WHAT TO WORK ON: Copy the data exactly; pictures stay out of the copy.

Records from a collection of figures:
┄┄┄┄┄┄┄┄┄┄

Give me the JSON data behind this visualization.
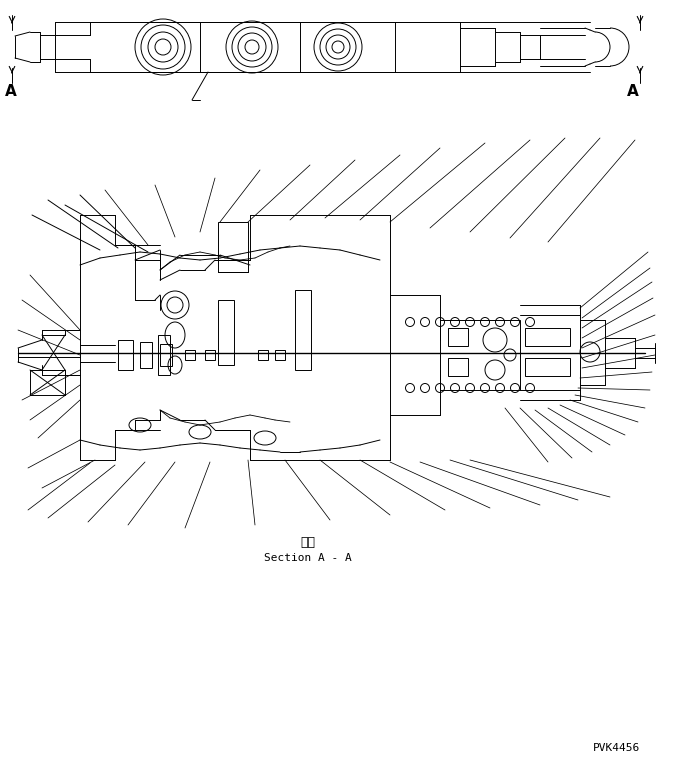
{
  "bg_color": "#ffffff",
  "line_color": "#000000",
  "section_label_jp": "断面",
  "section_label_en": "Section A - A",
  "part_number": "PVK4456",
  "fig_width": 6.8,
  "fig_height": 7.69,
  "dpi": 100
}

┄┄┄┄┄┄┄┄┄┄

REPLY:
Give me the JSON data behind this visualization.
{
  "bg_color": "#ffffff",
  "line_color": "#000000",
  "section_label_jp": "断面",
  "section_label_en": "Section A - A",
  "part_number": "PVK4456",
  "fig_width": 6.8,
  "fig_height": 7.69,
  "dpi": 100
}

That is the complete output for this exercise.